Dataset rows about figures:
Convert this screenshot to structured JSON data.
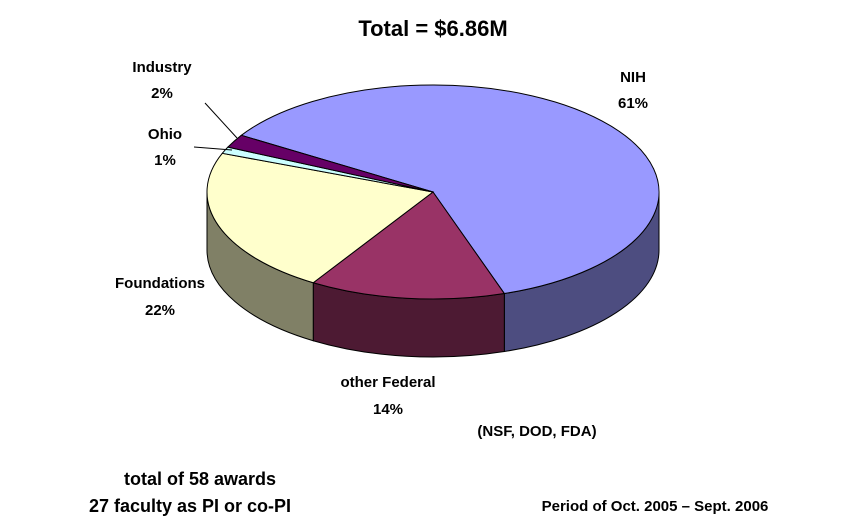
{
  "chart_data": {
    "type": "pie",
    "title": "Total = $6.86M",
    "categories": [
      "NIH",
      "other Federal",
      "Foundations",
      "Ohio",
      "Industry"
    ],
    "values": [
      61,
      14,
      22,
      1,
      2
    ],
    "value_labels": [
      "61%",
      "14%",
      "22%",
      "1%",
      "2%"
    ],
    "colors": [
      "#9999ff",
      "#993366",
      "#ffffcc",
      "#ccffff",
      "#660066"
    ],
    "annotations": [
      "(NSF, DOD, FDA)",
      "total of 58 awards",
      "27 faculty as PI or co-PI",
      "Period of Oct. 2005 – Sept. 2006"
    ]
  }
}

** EXERCISE REQUIREMENTS **
Every line of the data should be copied as it stands, without the images.

** ANSWER FOR THE TASK **
Convert this screenshot to structured JSON data.
{
  "chart_data": {
    "type": "pie",
    "title": "Total = $6.86M",
    "categories": [
      "NIH",
      "other Federal",
      "Foundations",
      "Ohio",
      "Industry"
    ],
    "values": [
      61,
      14,
      22,
      1,
      2
    ],
    "value_labels": [
      "61%",
      "14%",
      "22%",
      "1%",
      "2%"
    ],
    "colors": [
      "#9999ff",
      "#993366",
      "#ffffcc",
      "#ccffff",
      "#660066"
    ],
    "annotations": [
      "(NSF, DOD, FDA)",
      "total of 58 awards",
      "27 faculty as PI or co-PI",
      "Period of Oct. 2005 – Sept. 2006"
    ]
  }
}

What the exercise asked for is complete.